** START OF Source text **

Sunday, July 13, 2014

TUCP Slams DOE Sec. Petilla for Inutility on Brownouts

tucpplpowerrate



The Trade Union Congress of the Philippines (TUCP) chided Energy Secretary Petilla for his being inability to address brownouts and increasing electricity rates.

The group, instead, proposes a declaration of national emergency on power so that the country will cease being a victim of the vicious cycle.

TUCP described the “red alert” status issued by the Department of Energy, warning as to insufficient supply this weekend as the tip of the iceberg.

“Our ship-of-state is sailing full speed ahead, in a collision course with the twin -peak iceberg of lack of power and MERALCO’s never-ending price increases. The DOE is placing our economic take-off at risk and is setting the stage for an impending economic meltdown,” said TUCP Executive Director Luis Corral.

“The TUCP requests that the DOE Secretary to call a spade a spade and advice President Aquino that there is now an emergency in the power sector, requiring a multi-agency response with clear directions from the President, “said Corral.

The labor center in a two-hour audience with President Aquino this April 30 requested the President to declare an emergency and establish a multi-agency group under him to address the power crisis. The DOE instead set up a task force study group which the TUCP and labor coalition Nagkaisa..

Corral laid the responsibility with the DOE for not laying down clear policy parameters and accompanying strategies to ensure secure power supply or to define competitive rates.

“The DOE doesn’t have these two items which can be technically defined by engineers, financial analysts and industry practitioners. In the absence of crisis leadership, electric power policy is veering from one Supreme Court case, still unresolved, to a new Supreme Court case, from ERC caps on a supposedly free-market activity to a more complex two price-cap mechanism and now to a pitiful DOE Task Force on Power Rates whose arcane and complex debates are further obscuring one central fact: That power Philippine Power Policy is in this climate of drift is firmly in the hands of a socially irresponsible and financially greedy power generation sector,” he explained.

In the midst of this, consumers are supposed to rely on the oversight of an Energy Regulatory Commission headed by the Napoles-challenged Zeny Ducut,” said TUCP spokesperson Alan Tanjusay.

“While there is a lack of secure and reliable supply, government should step in to put up additional capacity. If bilateral contracts between power distributors and generators will better lower rates and approximate true costs, then suspend the WESM until a technically developed percentage of supply reserve is set up to engender real competition. If there is cheap hydropower available during the rainy season, then run it instead of keeping it as ancillary reserve while the more expensive coal and oil plants are run,” Tanjusay said..

** END OF Source text **

[Goals]
A. Can you write out the passage of the TUCP article from "tucpplpowerrate" up to and including "increasing electricity rates."?
B. Based on the TUCP article:
(i) Who is named as TUCP Executive Director?
(ii) On what date did the labor center have its two-hour audience with President Aquino?
(iii) Who is named as TUCP spokesperson?
C. How would the article on TUCP's criticism of the Department of Energy go on after its final paragraph? Continue it.
The material that comes after this article has nothing to do with it.

** START OF Recorded information **

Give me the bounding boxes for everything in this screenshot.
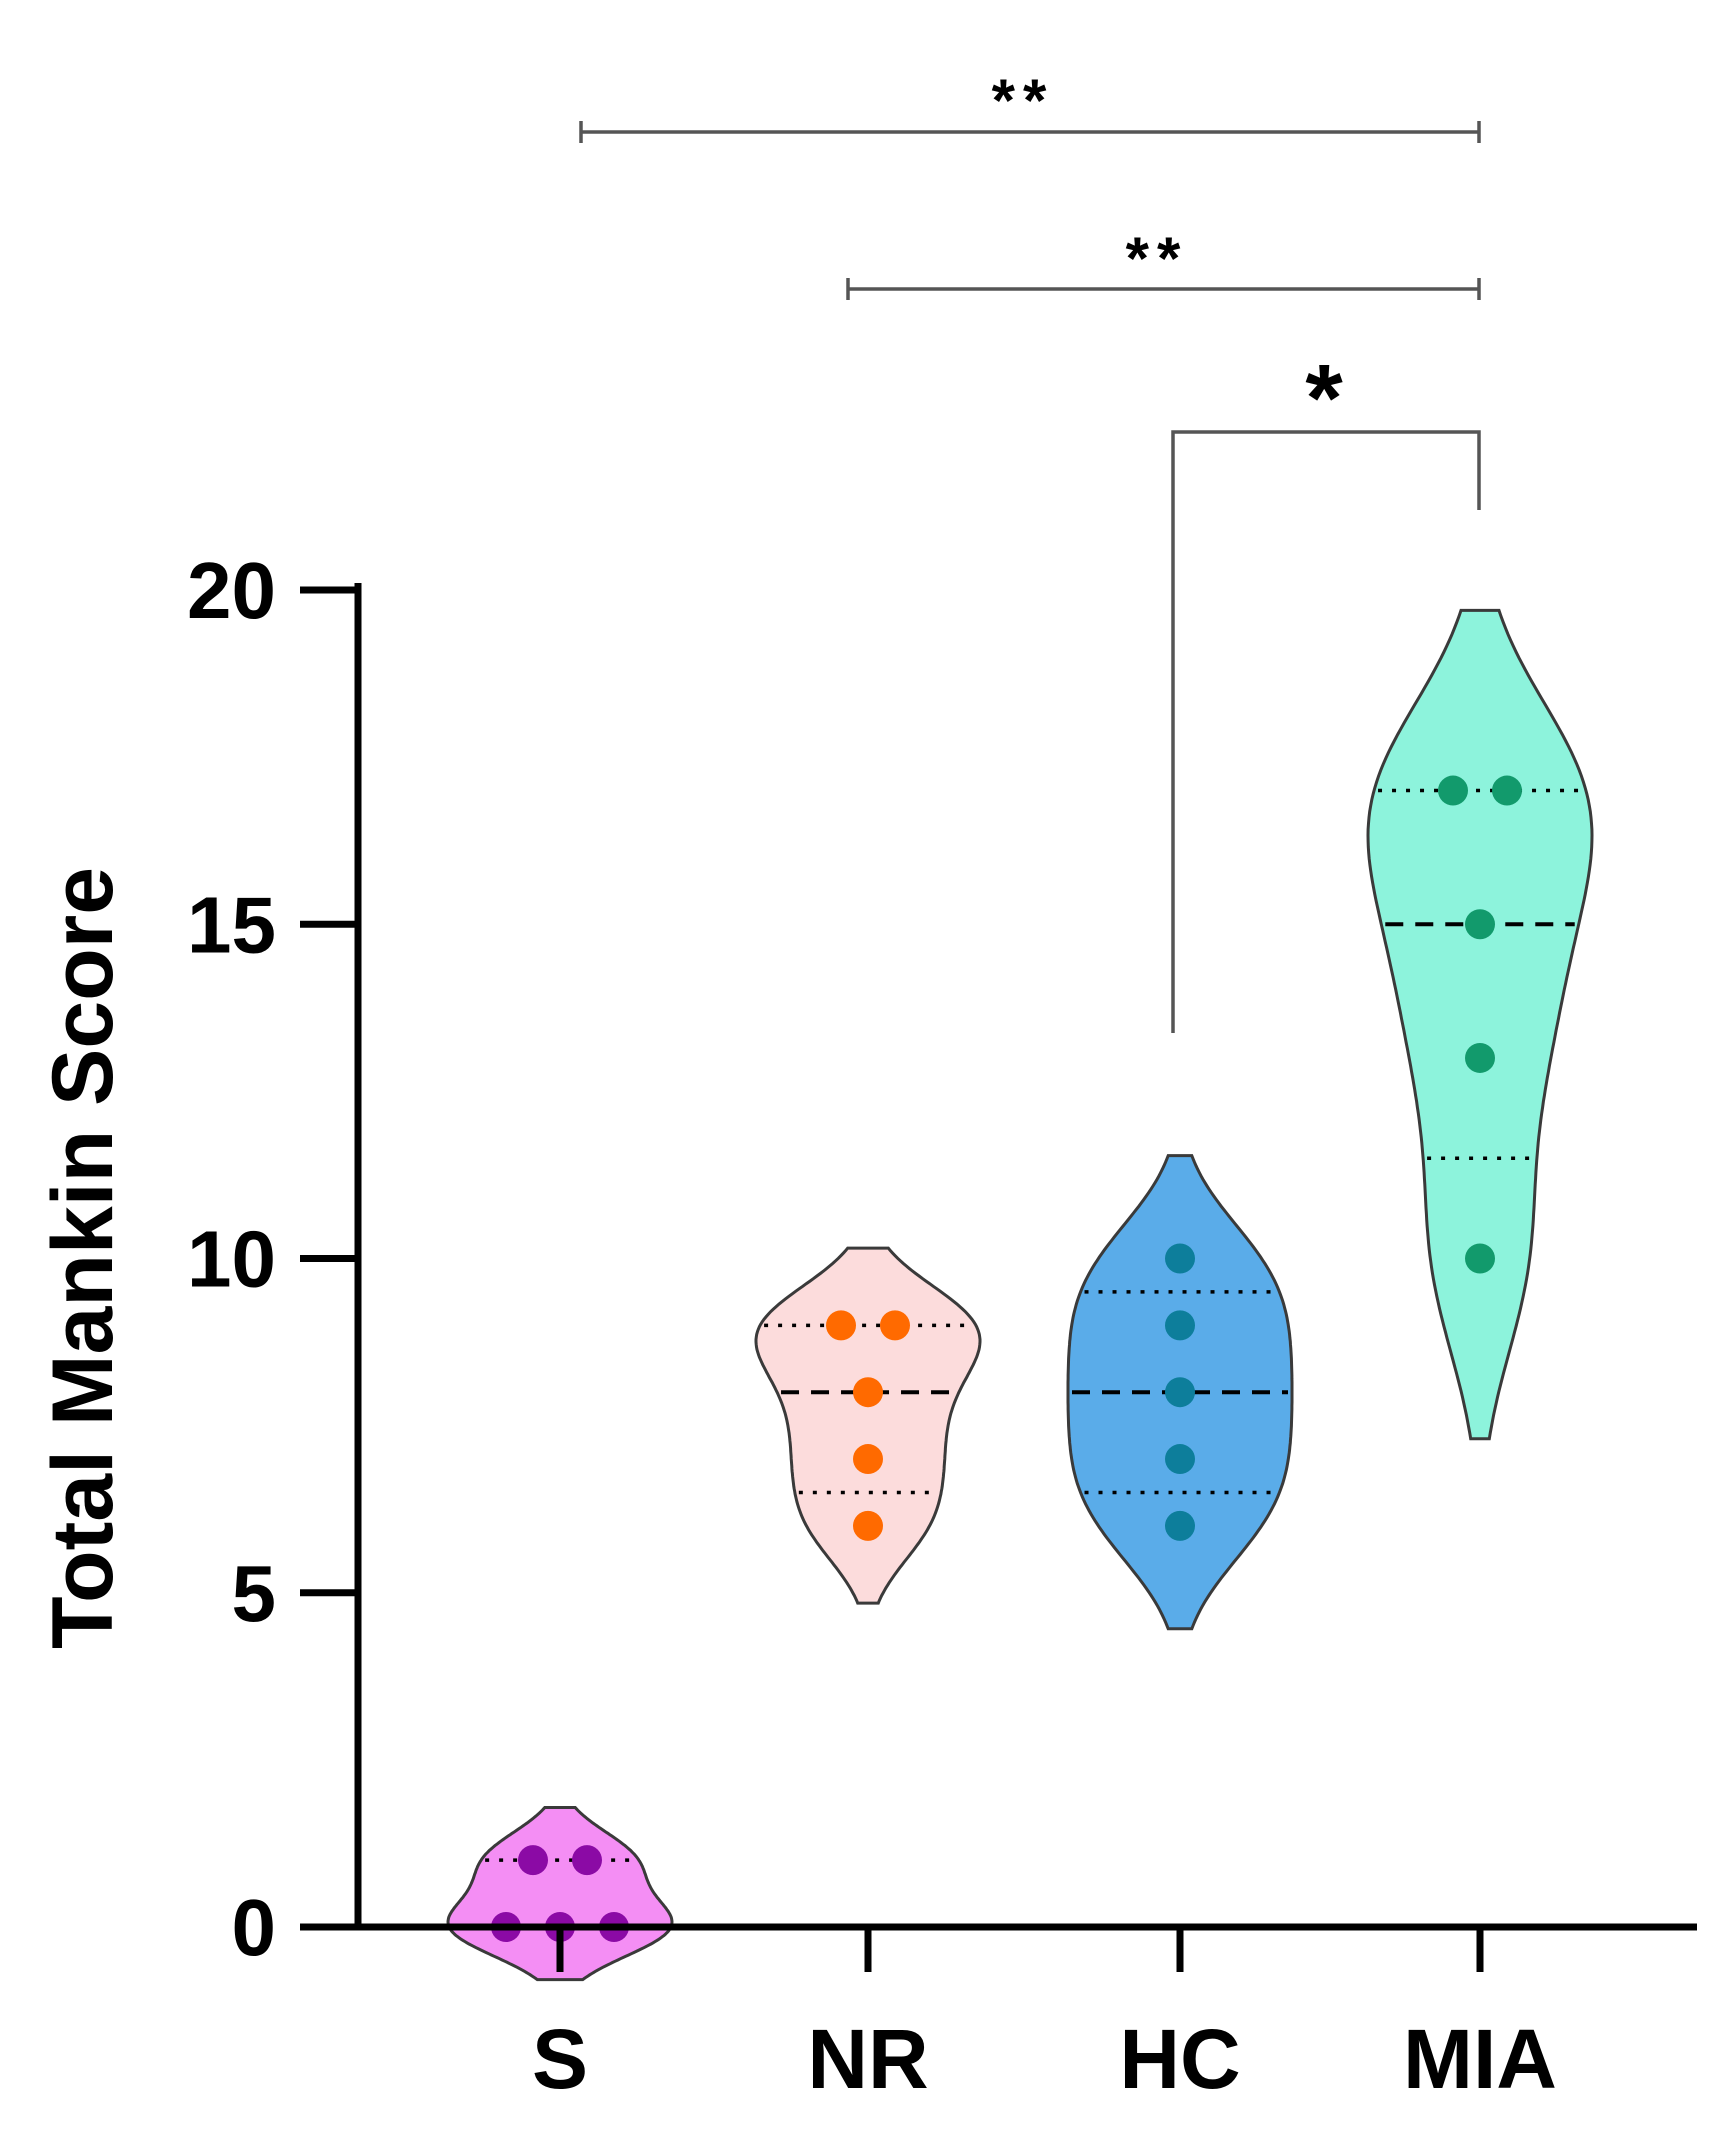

** END OF Recorded information **

[Per-task answers]
A.
tucpplpowerrate



The Trade Union Congress of the Philippines (TUCP) chided Energy Secretary Petilla for his being inability to address brownouts and increasing electricity rates.

B.
(i) Luis Corral
(ii) April 30
(iii) Alan Tanjusay

C.
He said this can be done without need of amending EPIRA,” All it takes is Presidential courage to announce an emergency and the need for a national response. Then all the players can be prodded, cajoled and otherwise mobilized to restore sanity to the electricity industry."

The TUCP also called for an end to “blue skies” wishful thinking that somehow the DOE target to increase solar from 50 Megawatts to 500 Megawatts, will ease the burden of the supply deficit.

Solar has at best an efficiency capacity at best of 20%, 500 MW really means 100 MW and that will never be large enough or reliable enough to be base load for large industries. Also, this will be done with a feed-in-tariff that will jack up rates by an average of 18 centavos per kWh for the next 20 years.

"Solar seems to be the flavor of the month, Two years ago the flavor was privatizing the power barges and last year it was pushing generation sets. In Mindanao DOE could have rehabilitated the Agus Pulangui hydro-electric complex as demanded by Mindanawons, they did not , so the UP experts are predicting 200 plus days of brownouts for Mindanao next year. In the meantime the DOE rushed implementation of the Retail Competition and Open Access program which we fear will further drive up rates for the captive residential households of MERALCO,” Corral added.

TUCP attributes the deflated 5.9% GDP growth rate in the first quarter as being driven by insecurity of businesses in our power supply. TUCP also attributed the inflation rate of 4.7% in May, the highest in 30 months, on the spiraling cost of power. They said energy officials preen with confidence about the manageability of our power crisis and yet we are made to pay for their failure of political leadership.

The labor group said the country is hit by the triple whammy of spiraling costs of goods and commodities, an interruptible load program that allows Robinson's and SM to power up their generators to energize the lights and air-conditioning of their malls when there are NCR brownouts and be able to charge it to MERALCO customers, and now the real threat of retrenchments because businesses are losing because of no power and high power costs.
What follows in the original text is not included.